#### [What needs to be done]
Gather, from the data below, each line in which the word "packaging" occurs.

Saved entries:
------------------------------------------------------------

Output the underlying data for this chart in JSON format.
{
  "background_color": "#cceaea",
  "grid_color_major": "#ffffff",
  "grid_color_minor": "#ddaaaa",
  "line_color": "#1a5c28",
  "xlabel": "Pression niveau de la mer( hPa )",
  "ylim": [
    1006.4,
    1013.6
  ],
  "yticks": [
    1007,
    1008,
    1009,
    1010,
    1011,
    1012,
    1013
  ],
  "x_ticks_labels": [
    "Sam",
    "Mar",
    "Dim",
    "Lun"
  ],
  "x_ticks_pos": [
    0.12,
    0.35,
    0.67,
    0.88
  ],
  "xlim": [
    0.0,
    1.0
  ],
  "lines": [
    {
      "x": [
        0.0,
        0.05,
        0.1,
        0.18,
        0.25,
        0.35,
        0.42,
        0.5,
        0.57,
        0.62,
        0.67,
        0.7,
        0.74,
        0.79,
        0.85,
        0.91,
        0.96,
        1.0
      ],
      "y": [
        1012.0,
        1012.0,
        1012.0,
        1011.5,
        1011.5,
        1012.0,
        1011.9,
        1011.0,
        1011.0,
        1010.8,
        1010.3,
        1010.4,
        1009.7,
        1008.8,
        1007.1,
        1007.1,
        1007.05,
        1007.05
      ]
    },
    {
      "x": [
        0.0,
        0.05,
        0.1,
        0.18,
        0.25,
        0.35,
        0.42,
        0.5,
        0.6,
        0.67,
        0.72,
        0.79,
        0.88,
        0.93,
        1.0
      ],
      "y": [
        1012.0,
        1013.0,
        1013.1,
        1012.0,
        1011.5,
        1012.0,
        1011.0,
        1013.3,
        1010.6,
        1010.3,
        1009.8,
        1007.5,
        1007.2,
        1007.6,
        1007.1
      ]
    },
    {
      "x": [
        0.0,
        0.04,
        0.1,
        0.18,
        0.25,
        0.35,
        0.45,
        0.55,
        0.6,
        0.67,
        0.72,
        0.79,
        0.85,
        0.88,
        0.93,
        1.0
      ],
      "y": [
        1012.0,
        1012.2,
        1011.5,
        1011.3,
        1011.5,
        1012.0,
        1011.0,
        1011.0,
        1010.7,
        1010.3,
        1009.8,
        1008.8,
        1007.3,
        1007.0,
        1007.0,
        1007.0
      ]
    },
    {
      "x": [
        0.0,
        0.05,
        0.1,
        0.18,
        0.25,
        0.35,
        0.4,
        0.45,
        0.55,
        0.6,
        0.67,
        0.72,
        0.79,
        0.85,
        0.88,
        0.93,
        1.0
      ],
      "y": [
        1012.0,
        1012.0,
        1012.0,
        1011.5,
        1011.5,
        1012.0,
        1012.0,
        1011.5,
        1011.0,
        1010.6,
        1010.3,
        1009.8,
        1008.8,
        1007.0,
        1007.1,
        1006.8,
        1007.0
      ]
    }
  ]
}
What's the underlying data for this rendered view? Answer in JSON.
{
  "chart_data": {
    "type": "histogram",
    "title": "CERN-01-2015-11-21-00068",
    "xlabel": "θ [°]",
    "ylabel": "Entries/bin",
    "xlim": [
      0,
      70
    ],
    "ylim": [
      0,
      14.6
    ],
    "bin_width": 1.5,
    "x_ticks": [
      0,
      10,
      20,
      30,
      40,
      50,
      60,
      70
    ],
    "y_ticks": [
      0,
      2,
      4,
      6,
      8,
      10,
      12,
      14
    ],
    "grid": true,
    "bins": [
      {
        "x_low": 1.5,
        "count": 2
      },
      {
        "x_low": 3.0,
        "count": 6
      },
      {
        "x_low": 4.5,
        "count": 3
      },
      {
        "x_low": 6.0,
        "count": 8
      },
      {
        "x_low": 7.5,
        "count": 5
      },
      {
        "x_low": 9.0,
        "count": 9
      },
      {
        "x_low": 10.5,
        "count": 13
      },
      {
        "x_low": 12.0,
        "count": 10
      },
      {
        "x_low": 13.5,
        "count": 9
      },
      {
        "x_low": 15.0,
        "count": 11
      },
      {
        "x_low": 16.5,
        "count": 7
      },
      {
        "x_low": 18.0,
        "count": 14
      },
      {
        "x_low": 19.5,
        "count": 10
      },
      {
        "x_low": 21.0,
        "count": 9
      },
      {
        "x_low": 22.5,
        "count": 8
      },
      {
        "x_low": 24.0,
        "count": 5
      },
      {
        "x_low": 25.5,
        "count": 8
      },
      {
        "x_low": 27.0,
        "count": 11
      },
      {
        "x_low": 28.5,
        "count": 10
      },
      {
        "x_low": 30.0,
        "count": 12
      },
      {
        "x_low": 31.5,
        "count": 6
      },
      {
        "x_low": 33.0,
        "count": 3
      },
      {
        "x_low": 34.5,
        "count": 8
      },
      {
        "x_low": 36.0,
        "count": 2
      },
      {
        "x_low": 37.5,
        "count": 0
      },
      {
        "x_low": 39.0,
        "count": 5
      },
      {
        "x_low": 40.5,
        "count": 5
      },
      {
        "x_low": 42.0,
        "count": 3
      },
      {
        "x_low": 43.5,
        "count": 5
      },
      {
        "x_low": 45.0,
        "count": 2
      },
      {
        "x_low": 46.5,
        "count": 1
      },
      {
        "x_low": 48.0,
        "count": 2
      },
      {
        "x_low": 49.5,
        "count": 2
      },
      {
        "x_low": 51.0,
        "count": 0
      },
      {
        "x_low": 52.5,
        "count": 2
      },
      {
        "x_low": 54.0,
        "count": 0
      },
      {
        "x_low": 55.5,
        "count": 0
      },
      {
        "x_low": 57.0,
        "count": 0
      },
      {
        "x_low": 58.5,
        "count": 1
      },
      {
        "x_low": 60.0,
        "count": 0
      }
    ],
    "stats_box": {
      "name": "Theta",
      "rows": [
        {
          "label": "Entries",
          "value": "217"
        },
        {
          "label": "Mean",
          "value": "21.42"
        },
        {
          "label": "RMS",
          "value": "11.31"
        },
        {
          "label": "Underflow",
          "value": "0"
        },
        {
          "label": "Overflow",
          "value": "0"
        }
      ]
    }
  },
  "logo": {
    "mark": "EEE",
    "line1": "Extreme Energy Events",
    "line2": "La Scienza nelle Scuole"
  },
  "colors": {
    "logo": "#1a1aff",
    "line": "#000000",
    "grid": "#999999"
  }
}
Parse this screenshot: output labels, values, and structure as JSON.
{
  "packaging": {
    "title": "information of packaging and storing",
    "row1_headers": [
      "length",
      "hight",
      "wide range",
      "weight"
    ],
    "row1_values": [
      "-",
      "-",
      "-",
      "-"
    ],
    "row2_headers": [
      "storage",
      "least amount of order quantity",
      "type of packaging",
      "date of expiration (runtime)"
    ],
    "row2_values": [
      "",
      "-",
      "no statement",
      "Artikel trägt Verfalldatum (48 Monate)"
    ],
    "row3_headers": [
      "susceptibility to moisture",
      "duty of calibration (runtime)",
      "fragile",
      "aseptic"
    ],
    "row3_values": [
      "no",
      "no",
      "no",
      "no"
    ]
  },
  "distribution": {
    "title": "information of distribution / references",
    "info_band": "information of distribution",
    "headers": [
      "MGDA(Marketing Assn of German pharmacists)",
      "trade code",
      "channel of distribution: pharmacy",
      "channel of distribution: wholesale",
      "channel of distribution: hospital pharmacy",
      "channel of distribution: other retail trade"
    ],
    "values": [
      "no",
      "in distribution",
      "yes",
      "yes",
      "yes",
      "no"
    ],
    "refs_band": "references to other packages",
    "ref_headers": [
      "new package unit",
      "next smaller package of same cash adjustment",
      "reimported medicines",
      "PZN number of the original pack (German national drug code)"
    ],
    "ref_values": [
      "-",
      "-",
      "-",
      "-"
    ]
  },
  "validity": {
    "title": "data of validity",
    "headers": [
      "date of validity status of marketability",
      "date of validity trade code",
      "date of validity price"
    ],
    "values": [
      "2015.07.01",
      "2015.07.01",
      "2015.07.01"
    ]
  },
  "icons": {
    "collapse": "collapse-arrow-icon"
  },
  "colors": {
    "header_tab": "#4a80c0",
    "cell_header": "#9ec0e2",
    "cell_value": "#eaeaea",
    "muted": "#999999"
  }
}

------------------------------------------------------------

#### [Output below]
  "packaging": {
    "title": "information of packaging and storing",
      "type of packaging",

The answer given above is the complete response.